** DATA **
▼
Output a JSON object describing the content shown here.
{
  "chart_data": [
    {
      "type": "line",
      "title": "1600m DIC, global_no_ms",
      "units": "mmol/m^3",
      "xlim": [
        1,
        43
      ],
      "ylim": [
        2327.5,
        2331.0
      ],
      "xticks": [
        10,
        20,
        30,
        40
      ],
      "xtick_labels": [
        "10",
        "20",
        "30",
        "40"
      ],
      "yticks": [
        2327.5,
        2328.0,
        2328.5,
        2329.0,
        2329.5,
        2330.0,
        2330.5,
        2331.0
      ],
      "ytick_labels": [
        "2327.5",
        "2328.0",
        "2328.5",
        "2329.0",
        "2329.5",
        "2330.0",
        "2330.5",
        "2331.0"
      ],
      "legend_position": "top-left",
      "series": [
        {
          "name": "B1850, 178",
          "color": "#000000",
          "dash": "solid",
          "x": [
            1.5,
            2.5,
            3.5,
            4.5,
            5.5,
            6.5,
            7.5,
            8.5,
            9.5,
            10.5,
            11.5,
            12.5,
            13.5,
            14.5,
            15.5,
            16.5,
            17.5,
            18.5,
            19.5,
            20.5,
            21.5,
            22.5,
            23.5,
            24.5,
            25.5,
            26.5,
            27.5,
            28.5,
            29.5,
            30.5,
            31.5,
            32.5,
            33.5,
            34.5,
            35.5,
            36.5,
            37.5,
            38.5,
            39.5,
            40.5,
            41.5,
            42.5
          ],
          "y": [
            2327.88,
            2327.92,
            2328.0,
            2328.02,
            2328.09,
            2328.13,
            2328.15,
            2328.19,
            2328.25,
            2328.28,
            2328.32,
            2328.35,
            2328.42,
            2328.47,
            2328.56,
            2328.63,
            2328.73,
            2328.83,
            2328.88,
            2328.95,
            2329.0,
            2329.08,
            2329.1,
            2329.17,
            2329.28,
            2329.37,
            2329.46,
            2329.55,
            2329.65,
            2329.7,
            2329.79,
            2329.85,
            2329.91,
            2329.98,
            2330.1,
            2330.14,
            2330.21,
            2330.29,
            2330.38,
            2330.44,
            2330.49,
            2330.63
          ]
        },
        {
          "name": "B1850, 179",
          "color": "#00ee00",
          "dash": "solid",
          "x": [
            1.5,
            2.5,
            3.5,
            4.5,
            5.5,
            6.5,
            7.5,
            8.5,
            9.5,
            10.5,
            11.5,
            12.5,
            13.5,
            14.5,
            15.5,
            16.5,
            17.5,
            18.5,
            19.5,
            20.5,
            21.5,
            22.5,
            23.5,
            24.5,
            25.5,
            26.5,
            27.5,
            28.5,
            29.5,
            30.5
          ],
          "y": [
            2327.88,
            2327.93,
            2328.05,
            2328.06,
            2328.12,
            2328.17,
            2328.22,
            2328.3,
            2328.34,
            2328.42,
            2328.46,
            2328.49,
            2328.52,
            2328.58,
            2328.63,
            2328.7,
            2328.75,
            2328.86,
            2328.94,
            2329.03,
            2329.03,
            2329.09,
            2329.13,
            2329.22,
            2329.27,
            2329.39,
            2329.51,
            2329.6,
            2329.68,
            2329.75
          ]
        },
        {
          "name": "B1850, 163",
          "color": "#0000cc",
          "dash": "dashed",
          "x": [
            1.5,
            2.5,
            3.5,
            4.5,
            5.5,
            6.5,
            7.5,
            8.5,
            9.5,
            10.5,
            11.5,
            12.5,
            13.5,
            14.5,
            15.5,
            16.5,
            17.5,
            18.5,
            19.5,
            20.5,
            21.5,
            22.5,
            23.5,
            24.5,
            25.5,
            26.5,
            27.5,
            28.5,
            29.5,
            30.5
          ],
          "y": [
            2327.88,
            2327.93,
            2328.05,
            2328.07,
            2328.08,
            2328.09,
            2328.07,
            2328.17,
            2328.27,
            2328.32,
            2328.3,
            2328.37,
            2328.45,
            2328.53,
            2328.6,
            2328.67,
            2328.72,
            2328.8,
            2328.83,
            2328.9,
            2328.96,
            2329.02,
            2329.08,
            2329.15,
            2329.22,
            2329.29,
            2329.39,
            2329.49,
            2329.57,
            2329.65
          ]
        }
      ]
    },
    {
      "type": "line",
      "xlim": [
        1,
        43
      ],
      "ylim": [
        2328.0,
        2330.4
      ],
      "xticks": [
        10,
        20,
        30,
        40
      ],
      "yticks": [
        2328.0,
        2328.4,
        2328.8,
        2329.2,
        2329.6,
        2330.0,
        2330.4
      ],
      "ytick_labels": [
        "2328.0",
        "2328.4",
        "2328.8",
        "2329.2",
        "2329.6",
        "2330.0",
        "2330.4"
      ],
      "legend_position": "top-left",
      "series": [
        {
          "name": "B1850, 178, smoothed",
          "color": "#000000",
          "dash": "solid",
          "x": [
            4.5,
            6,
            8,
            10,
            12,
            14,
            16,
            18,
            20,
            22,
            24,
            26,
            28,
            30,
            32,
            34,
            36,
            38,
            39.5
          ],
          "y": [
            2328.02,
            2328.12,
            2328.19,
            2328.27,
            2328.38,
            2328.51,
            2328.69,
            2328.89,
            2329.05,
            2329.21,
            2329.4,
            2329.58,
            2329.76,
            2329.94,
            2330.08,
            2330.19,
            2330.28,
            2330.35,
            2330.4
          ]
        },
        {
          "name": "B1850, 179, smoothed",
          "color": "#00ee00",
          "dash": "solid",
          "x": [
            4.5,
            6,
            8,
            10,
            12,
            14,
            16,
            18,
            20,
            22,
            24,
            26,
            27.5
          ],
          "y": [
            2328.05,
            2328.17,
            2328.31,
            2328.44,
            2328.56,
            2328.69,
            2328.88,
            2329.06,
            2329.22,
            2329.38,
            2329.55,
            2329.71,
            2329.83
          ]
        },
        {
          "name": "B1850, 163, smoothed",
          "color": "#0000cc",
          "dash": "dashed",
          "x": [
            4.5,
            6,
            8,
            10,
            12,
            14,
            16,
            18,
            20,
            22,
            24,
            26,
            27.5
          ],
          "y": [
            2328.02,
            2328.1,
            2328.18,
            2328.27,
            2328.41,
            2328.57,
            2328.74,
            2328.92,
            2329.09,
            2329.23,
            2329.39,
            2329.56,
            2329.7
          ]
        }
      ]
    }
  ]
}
▲
** AIM OF THE TASK **
Reproduce the material exactly, with every line intact.

** CORRECT ANSWER **
Output a JSON object describing the content shown here.
{
  "chart_data": [
    {
      "type": "line",
      "title": "1600m DIC, global_no_ms",
      "units": "mmol/m^3",
      "xlim": [
        1,
        43
      ],
      "ylim": [
        2327.5,
        2331.0
      ],
      "xticks": [
        10,
        20,
        30,
        40
      ],
      "xtick_labels": [
        "10",
        "20",
        "30",
        "40"
      ],
      "yticks": [
        2327.5,
        2328.0,
        2328.5,
        2329.0,
        2329.5,
        2330.0,
        2330.5,
        2331.0
      ],
      "ytick_labels": [
        "2327.5",
        "2328.0",
        "2328.5",
        "2329.0",
        "2329.5",
        "2330.0",
        "2330.5",
        "2331.0"
      ],
      "legend_position": "top-left",
      "series": [
        {
          "name": "B1850, 178",
          "color": "#000000",
          "dash": "solid",
          "x": [
            1.5,
            2.5,
            3.5,
            4.5,
            5.5,
            6.5,
            7.5,
            8.5,
            9.5,
            10.5,
            11.5,
            12.5,
            13.5,
            14.5,
            15.5,
            16.5,
            17.5,
            18.5,
            19.5,
            20.5,
            21.5,
            22.5,
            23.5,
            24.5,
            25.5,
            26.5,
            27.5,
            28.5,
            29.5,
            30.5,
            31.5,
            32.5,
            33.5,
            34.5,
            35.5,
            36.5,
            37.5,
            38.5,
            39.5,
            40.5,
            41.5,
            42.5
          ],
          "y": [
            2327.88,
            2327.92,
            2328.0,
            2328.02,
            2328.09,
            2328.13,
            2328.15,
            2328.19,
            2328.25,
            2328.28,
            2328.32,
            2328.35,
            2328.42,
            2328.47,
            2328.56,
            2328.63,
            2328.73,
            2328.83,
            2328.88,
            2328.95,
            2329.0,
            2329.08,
            2329.1,
            2329.17,
            2329.28,
            2329.37,
            2329.46,
            2329.55,
            2329.65,
            2329.7,
            2329.79,
            2329.85,
            2329.91,
            2329.98,
            2330.1,
            2330.14,
            2330.21,
            2330.29,
            2330.38,
            2330.44,
            2330.49,
            2330.63
          ]
        },
        {
          "name": "B1850, 179",
          "color": "#00ee00",
          "dash": "solid",
          "x": [
            1.5,
            2.5,
            3.5,
            4.5,
            5.5,
            6.5,
            7.5,
            8.5,
            9.5,
            10.5,
            11.5,
            12.5,
            13.5,
            14.5,
            15.5,
            16.5,
            17.5,
            18.5,
            19.5,
            20.5,
            21.5,
            22.5,
            23.5,
            24.5,
            25.5,
            26.5,
            27.5,
            28.5,
            29.5,
            30.5
          ],
          "y": [
            2327.88,
            2327.93,
            2328.05,
            2328.06,
            2328.12,
            2328.17,
            2328.22,
            2328.3,
            2328.34,
            2328.42,
            2328.46,
            2328.49,
            2328.52,
            2328.58,
            2328.63,
            2328.7,
            2328.75,
            2328.86,
            2328.94,
            2329.03,
            2329.03,
            2329.09,
            2329.13,
            2329.22,
            2329.27,
            2329.39,
            2329.51,
            2329.6,
            2329.68,
            2329.75
          ]
        },
        {
          "name": "B1850, 163",
          "color": "#0000cc",
          "dash": "dashed",
          "x": [
            1.5,
            2.5,
            3.5,
            4.5,
            5.5,
            6.5,
            7.5,
            8.5,
            9.5,
            10.5,
            11.5,
            12.5,
            13.5,
            14.5,
            15.5,
            16.5,
            17.5,
            18.5,
            19.5,
            20.5,
            21.5,
            22.5,
            23.5,
            24.5,
            25.5,
            26.5,
            27.5,
            28.5,
            29.5,
            30.5
          ],
          "y": [
            2327.88,
            2327.93,
            2328.05,
            2328.07,
            2328.08,
            2328.09,
            2328.07,
            2328.17,
            2328.27,
            2328.32,
            2328.3,
            2328.37,
            2328.45,
            2328.53,
            2328.6,
            2328.67,
            2328.72,
            2328.8,
            2328.83,
            2328.9,
            2328.96,
            2329.02,
            2329.08,
            2329.15,
            2329.22,
            2329.29,
            2329.39,
            2329.49,
            2329.57,
            2329.65
          ]
        }
      ]
    },
    {
      "type": "line",
      "xlim": [
        1,
        43
      ],
      "ylim": [
        2328.0,
        2330.4
      ],
      "xticks": [
        10,
        20,
        30,
        40
      ],
      "yticks": [
        2328.0,
        2328.4,
        2328.8,
        2329.2,
        2329.6,
        2330.0,
        2330.4
      ],
      "ytick_labels": [
        "2328.0",
        "2328.4",
        "2328.8",
        "2329.2",
        "2329.6",
        "2330.0",
        "2330.4"
      ],
      "legend_position": "top-left",
      "series": [
        {
          "name": "B1850, 178, smoothed",
          "color": "#000000",
          "dash": "solid",
          "x": [
            4.5,
            6,
            8,
            10,
            12,
            14,
            16,
            18,
            20,
            22,
            24,
            26,
            28,
            30,
            32,
            34,
            36,
            38,
            39.5
          ],
          "y": [
            2328.02,
            2328.12,
            2328.19,
            2328.27,
            2328.38,
            2328.51,
            2328.69,
            2328.89,
            2329.05,
            2329.21,
            2329.4,
            2329.58,
            2329.76,
            2329.94,
            2330.08,
            2330.19,
            2330.28,
            2330.35,
            2330.4
          ]
        },
        {
          "name": "B1850, 179, smoothed",
          "color": "#00ee00",
          "dash": "solid",
          "x": [
            4.5,
            6,
            8,
            10,
            12,
            14,
            16,
            18,
            20,
            22,
            24,
            26,
            27.5
          ],
          "y": [
            2328.05,
            2328.17,
            2328.31,
            2328.44,
            2328.56,
            2328.69,
            2328.88,
            2329.06,
            2329.22,
            2329.38,
            2329.55,
            2329.71,
            2329.83
          ]
        },
        {
          "name": "B1850, 163, smoothed",
          "color": "#0000cc",
          "dash": "dashed",
          "x": [
            4.5,
            6,
            8,
            10,
            12,
            14,
            16,
            18,
            20,
            22,
            24,
            26,
            27.5
          ],
          "y": [
            2328.02,
            2328.1,
            2328.18,
            2328.27,
            2328.41,
            2328.57,
            2328.74,
            2328.92,
            2329.09,
            2329.23,
            2329.39,
            2329.56,
            2329.7
          ]
        }
      ]
    }
  ]
}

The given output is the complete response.